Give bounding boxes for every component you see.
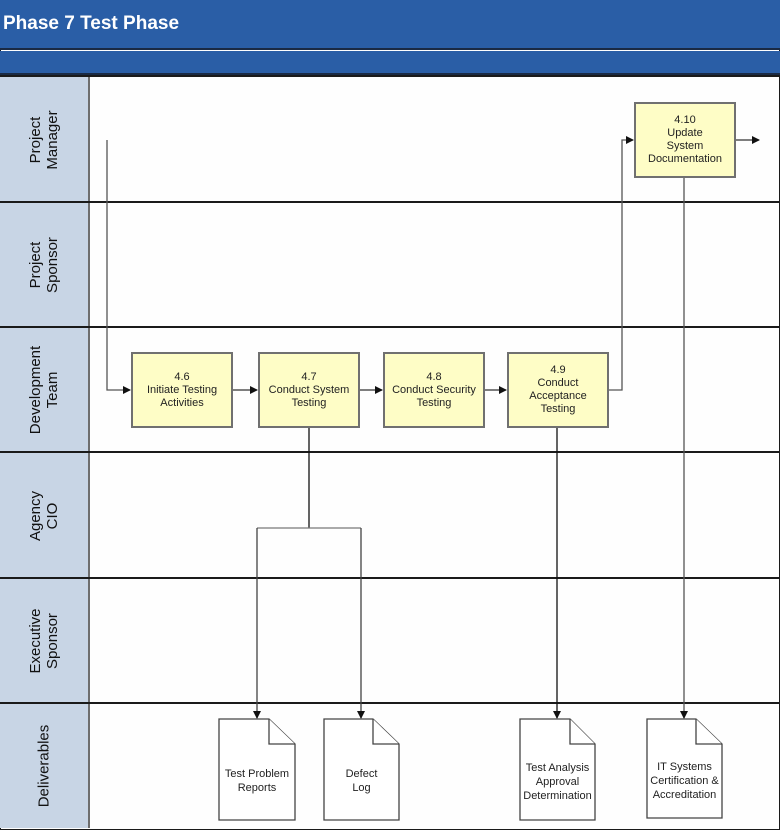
deliverable-it-systems-certification[interactable]: IT Systems Certification & Accreditation (643, 760, 726, 802)
activity-4-10[interactable]: 4.10 Update System Documentation (634, 102, 736, 178)
flow-4-9-to-4-10 (607, 136, 634, 391)
activity-4-8[interactable]: 4.8 Conduct Security Testing (383, 352, 485, 428)
deliverable-test-problem-reports[interactable]: Test Problem Reports (219, 767, 295, 795)
activity-id: 4.8 (426, 370, 442, 383)
activity-4-7[interactable]: 4.7 Conduct System Testing (258, 352, 360, 428)
activity-id: 4.6 (174, 370, 190, 383)
activity-4-9[interactable]: 4.9 Conduct Acceptance Testing (507, 352, 609, 428)
activity-label: Initiate Testing Activities (146, 383, 218, 409)
activity-label: Conduct Security Testing (392, 383, 476, 409)
activity-label: Conduct System Testing (268, 383, 350, 409)
activity-label: Update System Documentation (648, 127, 722, 165)
deliverable-defect-log[interactable]: Defect Log (324, 767, 399, 795)
activity-id: 4.9 (550, 364, 566, 376)
activity-id: 4.7 (301, 370, 317, 383)
activity-label: Conduct Acceptance Testing (529, 377, 587, 415)
deliverable-test-analysis-approval-determination[interactable]: Test Analysis Approval Determination (516, 761, 599, 803)
activity-4-6[interactable]: 4.6 Initiate Testing Activities (131, 352, 233, 428)
activity-id: 4.10 (674, 114, 696, 126)
flow-start-to-4-6 (106, 140, 131, 394)
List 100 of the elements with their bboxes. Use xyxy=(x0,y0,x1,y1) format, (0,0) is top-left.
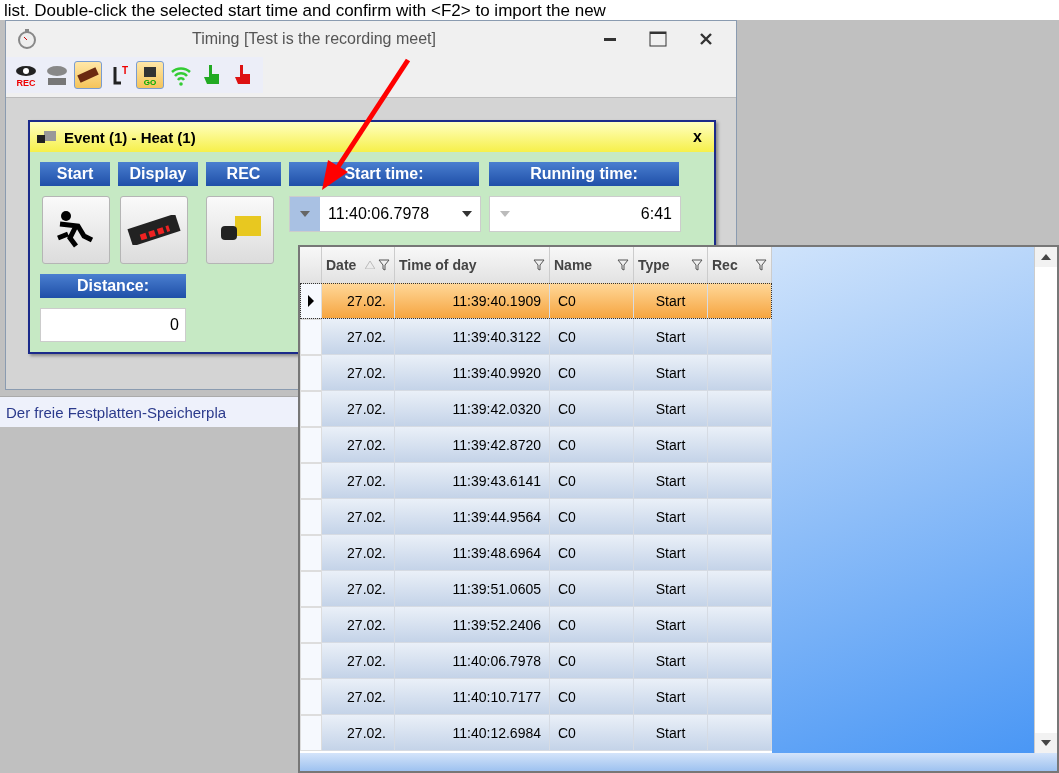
table-cell[interactable] xyxy=(708,535,772,571)
table-cell[interactable] xyxy=(708,319,772,355)
column-header[interactable]: Date xyxy=(322,247,395,283)
table-cell[interactable]: C0 xyxy=(550,535,634,571)
filter-icon[interactable] xyxy=(617,259,629,271)
table-cell[interactable]: 11:39:44.9564 xyxy=(395,499,550,535)
table-cell[interactable]: Start xyxy=(634,571,708,607)
table-cell[interactable] xyxy=(708,571,772,607)
table-cell[interactable]: 11:39:48.6964 xyxy=(395,535,550,571)
table-cell[interactable]: 11:39:43.6141 xyxy=(395,463,550,499)
column-header[interactable]: Time of day xyxy=(395,247,550,283)
table-cell[interactable]: 27.02. xyxy=(322,319,395,355)
start-time-combo[interactable]: 11:40:06.7978 xyxy=(289,196,481,232)
table-cell[interactable]: 11:39:42.8720 xyxy=(395,427,550,463)
scroll-up-button[interactable] xyxy=(1035,247,1057,267)
table-cell[interactable]: Start xyxy=(634,643,708,679)
scroll-down-button[interactable] xyxy=(1035,733,1057,753)
table-cell[interactable] xyxy=(708,427,772,463)
table-cell[interactable]: 27.02. xyxy=(322,643,395,679)
table-cell[interactable]: Start xyxy=(634,391,708,427)
icon-button[interactable] xyxy=(42,196,110,264)
table-cell[interactable]: 11:40:12.6984 xyxy=(395,715,550,751)
toolbar-button[interactable] xyxy=(74,61,102,89)
table-cell[interactable] xyxy=(708,715,772,751)
table-cell[interactable]: 27.02. xyxy=(322,571,395,607)
table-cell[interactable]: C0 xyxy=(550,679,634,715)
scrollbar[interactable] xyxy=(1034,247,1057,753)
table-cell[interactable]: C0 xyxy=(550,715,634,751)
close-button[interactable]: x xyxy=(693,128,702,146)
toolbar-button[interactable]: T xyxy=(105,61,133,89)
filter-icon[interactable] xyxy=(691,259,703,271)
stopwatch-icon xyxy=(16,28,38,50)
filter-icon[interactable] xyxy=(755,259,767,271)
table-cell[interactable] xyxy=(708,679,772,715)
icon-button[interactable] xyxy=(206,196,274,264)
table-cell[interactable]: Start xyxy=(634,463,708,499)
table-cell[interactable]: 27.02. xyxy=(322,715,395,751)
table-cell[interactable]: 11:39:40.3122 xyxy=(395,319,550,355)
table-cell[interactable]: C0 xyxy=(550,427,634,463)
table-cell[interactable]: Start xyxy=(634,499,708,535)
table-cell[interactable]: 11:39:40.1909 xyxy=(395,283,550,319)
column-header[interactable]: Rec xyxy=(708,247,772,283)
distance-field[interactable]: 0 xyxy=(40,308,186,342)
column-header: REC xyxy=(206,162,281,186)
column-header: Display xyxy=(118,162,198,186)
down-arrow-icon xyxy=(1041,740,1051,746)
table-cell[interactable]: Start xyxy=(634,283,708,319)
sort-icon[interactable] xyxy=(365,261,375,269)
column-header[interactable]: Name xyxy=(550,247,634,283)
table-cell[interactable] xyxy=(708,643,772,679)
table-cell[interactable]: 27.02. xyxy=(322,607,395,643)
dropdown-button[interactable] xyxy=(290,197,320,231)
table-cell[interactable]: 11:40:06.7978 xyxy=(395,643,550,679)
table-cell[interactable] xyxy=(708,463,772,499)
table-cell[interactable]: C0 xyxy=(550,283,634,319)
table-cell[interactable] xyxy=(708,499,772,535)
table-cell[interactable]: 11:39:51.0605 xyxy=(395,571,550,607)
table-cell[interactable]: C0 xyxy=(550,643,634,679)
table-cell[interactable]: Start xyxy=(634,679,708,715)
table-cell[interactable] xyxy=(708,355,772,391)
table-cell[interactable]: 11:39:42.0320 xyxy=(395,391,550,427)
icon-button[interactable] xyxy=(120,196,188,264)
table-cell[interactable]: 27.02. xyxy=(322,535,395,571)
filter-icon[interactable] xyxy=(533,259,545,271)
filter-icon[interactable] xyxy=(378,259,390,271)
table-cell[interactable]: Start xyxy=(634,535,708,571)
table-cell[interactable] xyxy=(708,607,772,643)
column-header[interactable]: Type xyxy=(634,247,708,283)
table-cell[interactable] xyxy=(708,391,772,427)
table-cell[interactable]: C0 xyxy=(550,355,634,391)
table-cell[interactable]: 27.02. xyxy=(322,679,395,715)
table-cell[interactable]: 11:39:40.9920 xyxy=(395,355,550,391)
table-cell[interactable]: C0 xyxy=(550,463,634,499)
table-cell[interactable]: Start xyxy=(634,355,708,391)
column-header: Start xyxy=(40,162,110,186)
table-cell[interactable]: 27.02. xyxy=(322,499,395,535)
table-cell[interactable]: Start xyxy=(634,319,708,355)
pointing-hand-icon xyxy=(233,63,253,87)
table-cell[interactable]: 11:40:10.7177 xyxy=(395,679,550,715)
table-cell[interactable]: C0 xyxy=(550,319,634,355)
table-cell[interactable]: 27.02. xyxy=(322,463,395,499)
table-cell[interactable]: 27.02. xyxy=(322,391,395,427)
table-cell[interactable] xyxy=(708,283,772,319)
table-cell[interactable]: 27.02. xyxy=(322,427,395,463)
table-cell[interactable]: C0 xyxy=(550,499,634,535)
caret-icon xyxy=(300,211,310,217)
table-cell[interactable]: C0 xyxy=(550,571,634,607)
table-cell[interactable]: Start xyxy=(634,427,708,463)
running-time-combo[interactable]: 6:41 xyxy=(489,196,681,232)
table-cell[interactable]: 27.02. xyxy=(322,355,395,391)
row-indicator[interactable] xyxy=(300,283,322,319)
column-header: Distance: xyxy=(40,274,186,298)
toolbar-button[interactable]: REC xyxy=(12,61,40,89)
table-cell[interactable]: 27.02. xyxy=(322,283,395,319)
camera-icon xyxy=(36,129,58,145)
table-cell[interactable]: C0 xyxy=(550,607,634,643)
table-cell[interactable]: C0 xyxy=(550,391,634,427)
table-cell[interactable]: 11:39:52.2406 xyxy=(395,607,550,643)
table-cell[interactable]: Start xyxy=(634,607,708,643)
table-cell[interactable]: Start xyxy=(634,715,708,751)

• • •

STATED EXERCISE ->
Rewrite the rows above, replacing every "C0" with "C1" and keeping everything else unchanged. Leave the pictures out.

ANSWER TO THE TASK ->
Give bounding boxes for every component you see.
deliverable-it-systems-certification[interactable]: IT Systems Certification & Accreditation (643, 760, 726, 802)
activity-4-10[interactable]: 4.10 Update System Documentation (634, 102, 736, 178)
flow-4-9-to-4-10 (607, 136, 634, 391)
activity-4-8[interactable]: 4.8 Conduct Security Testing (383, 352, 485, 428)
deliverable-test-problem-reports[interactable]: Test Problem Reports (219, 767, 295, 795)
activity-id: 4.8 (426, 370, 442, 383)
activity-4-7[interactable]: 4.7 Conduct System Testing (258, 352, 360, 428)
activity-id: 4.6 (174, 370, 190, 383)
activity-4-9[interactable]: 4.9 Conduct Acceptance Testing (507, 352, 609, 428)
activity-label: Initiate Testing Activities (146, 383, 218, 409)
activity-label: Conduct Security Testing (392, 383, 476, 409)
activity-label: Conduct System Testing (268, 383, 350, 409)
activity-label: Update System Documentation (648, 127, 722, 165)
deliverable-defect-log[interactable]: Defect Log (324, 767, 399, 795)
activity-id: 4.9 (550, 364, 566, 376)
activity-id: 4.7 (301, 370, 317, 383)
activity-label: Conduct Acceptance Testing (529, 377, 587, 415)
deliverable-test-analysis-approval-determination[interactable]: Test Analysis Approval Determination (516, 761, 599, 803)
activity-4-6[interactable]: 4.6 Initiate Testing Activities (131, 352, 233, 428)
activity-id: 4.10 (674, 114, 696, 126)
flow-start-to-4-6 (106, 140, 131, 394)
List 100 of the elements with their bboxes. Use xyxy=(x0,y0,x1,y1) format, (0,0) is top-left.
table-cell[interactable] xyxy=(708,535,772,571)
table-cell[interactable] xyxy=(708,319,772,355)
column-header[interactable]: Date xyxy=(322,247,395,283)
table-cell[interactable]: C1 xyxy=(550,535,634,571)
filter-icon[interactable] xyxy=(617,259,629,271)
table-cell[interactable]: 11:39:44.9564 xyxy=(395,499,550,535)
table-cell[interactable]: Start xyxy=(634,571,708,607)
table-cell[interactable] xyxy=(708,571,772,607)
table-cell[interactable]: 11:39:48.6964 xyxy=(395,535,550,571)
table-cell[interactable]: 11:39:43.6141 xyxy=(395,463,550,499)
column-header[interactable]: Time of day xyxy=(395,247,550,283)
table-cell[interactable]: 27.02. xyxy=(322,319,395,355)
start-time-combo[interactable]: 11:40:06.7978 xyxy=(289,196,481,232)
table-cell[interactable]: 11:39:42.8720 xyxy=(395,427,550,463)
scroll-up-button[interactable] xyxy=(1035,247,1057,267)
table-cell[interactable]: Start xyxy=(634,643,708,679)
scroll-down-button[interactable] xyxy=(1035,733,1057,753)
table-cell[interactable] xyxy=(708,427,772,463)
table-cell[interactable]: 27.02. xyxy=(322,643,395,679)
table-cell[interactable]: Start xyxy=(634,391,708,427)
icon-button[interactable] xyxy=(42,196,110,264)
table-cell[interactable]: 11:40:12.6984 xyxy=(395,715,550,751)
toolbar-button[interactable] xyxy=(74,61,102,89)
table-cell[interactable] xyxy=(708,715,772,751)
table-cell[interactable]: 27.02. xyxy=(322,571,395,607)
table-cell[interactable]: C1 xyxy=(550,679,634,715)
scrollbar[interactable] xyxy=(1034,247,1057,753)
table-cell[interactable]: C1 xyxy=(550,715,634,751)
close-button[interactable]: x xyxy=(693,128,702,146)
toolbar-button[interactable]: T xyxy=(105,61,133,89)
filter-icon[interactable] xyxy=(691,259,703,271)
stopwatch-icon xyxy=(16,28,38,50)
filter-icon[interactable] xyxy=(755,259,767,271)
table-cell[interactable] xyxy=(708,679,772,715)
icon-button[interactable] xyxy=(206,196,274,264)
table-cell[interactable]: Start xyxy=(634,463,708,499)
table-cell[interactable]: 27.02. xyxy=(322,715,395,751)
table-cell[interactable]: 11:39:40.3122 xyxy=(395,319,550,355)
table-cell[interactable]: C1 xyxy=(550,427,634,463)
table-cell[interactable]: Start xyxy=(634,499,708,535)
table-cell[interactable]: 11:39:40.1909 xyxy=(395,283,550,319)
column-header[interactable]: Rec xyxy=(708,247,772,283)
distance-field[interactable]: 0 xyxy=(40,308,186,342)
column-header: REC xyxy=(206,162,281,186)
column-header: Display xyxy=(118,162,198,186)
down-arrow-icon xyxy=(1041,740,1051,746)
table-cell[interactable]: Start xyxy=(634,283,708,319)
sort-icon[interactable] xyxy=(365,261,375,269)
column-header[interactable]: Name xyxy=(550,247,634,283)
table-cell[interactable] xyxy=(708,643,772,679)
table-cell[interactable]: 27.02. xyxy=(322,607,395,643)
dropdown-button[interactable] xyxy=(290,197,320,231)
table-cell[interactable]: 11:40:06.7978 xyxy=(395,643,550,679)
table-cell[interactable] xyxy=(708,463,772,499)
table-cell[interactable]: C1 xyxy=(550,283,634,319)
table-cell[interactable] xyxy=(708,499,772,535)
table-cell[interactable]: 11:39:51.0605 xyxy=(395,571,550,607)
table-cell[interactable]: C1 xyxy=(550,643,634,679)
table-cell[interactable]: Start xyxy=(634,679,708,715)
table-cell[interactable] xyxy=(708,355,772,391)
table-cell[interactable]: 11:39:42.0320 xyxy=(395,391,550,427)
icon-button[interactable] xyxy=(120,196,188,264)
table-cell[interactable]: 27.02. xyxy=(322,535,395,571)
filter-icon[interactable] xyxy=(533,259,545,271)
filter-icon[interactable] xyxy=(378,259,390,271)
table-cell[interactable]: Start xyxy=(634,535,708,571)
table-cell[interactable] xyxy=(708,607,772,643)
column-header[interactable]: Type xyxy=(634,247,708,283)
table-cell[interactable] xyxy=(708,391,772,427)
table-cell[interactable]: C1 xyxy=(550,355,634,391)
table-cell[interactable]: 27.02. xyxy=(322,679,395,715)
table-cell[interactable]: 11:39:40.9920 xyxy=(395,355,550,391)
table-cell[interactable]: C1 xyxy=(550,463,634,499)
table-cell[interactable]: Start xyxy=(634,355,708,391)
column-header: Start xyxy=(40,162,110,186)
table-cell[interactable]: 27.02. xyxy=(322,499,395,535)
table-cell[interactable]: Start xyxy=(634,319,708,355)
pointing-hand-icon xyxy=(233,63,253,87)
table-cell[interactable]: 11:40:10.7177 xyxy=(395,679,550,715)
table-cell[interactable]: C1 xyxy=(550,319,634,355)
table-cell[interactable]: 27.02. xyxy=(322,463,395,499)
table-cell[interactable]: 27.02. xyxy=(322,391,395,427)
table-cell[interactable] xyxy=(708,283,772,319)
table-cell[interactable]: 27.02. xyxy=(322,427,395,463)
table-cell[interactable]: C1 xyxy=(550,499,634,535)
caret-icon xyxy=(300,211,310,217)
table-cell[interactable]: C1 xyxy=(550,571,634,607)
table-cell[interactable]: Start xyxy=(634,427,708,463)
running-time-combo[interactable]: 6:41 xyxy=(489,196,681,232)
table-cell[interactable]: 27.02. xyxy=(322,355,395,391)
row-indicator[interactable] xyxy=(300,283,322,319)
column-header: Distance: xyxy=(40,274,186,298)
toolbar-button[interactable]: REC xyxy=(12,61,40,89)
table-cell[interactable]: 27.02. xyxy=(322,283,395,319)
camera-icon xyxy=(36,129,58,145)
table-cell[interactable]: C1 xyxy=(550,607,634,643)
table-cell[interactable]: C1 xyxy=(550,391,634,427)
table-cell[interactable]: 11:39:52.2406 xyxy=(395,607,550,643)
table-cell[interactable]: Start xyxy=(634,607,708,643)
table-cell[interactable]: Start xyxy=(634,715,708,751)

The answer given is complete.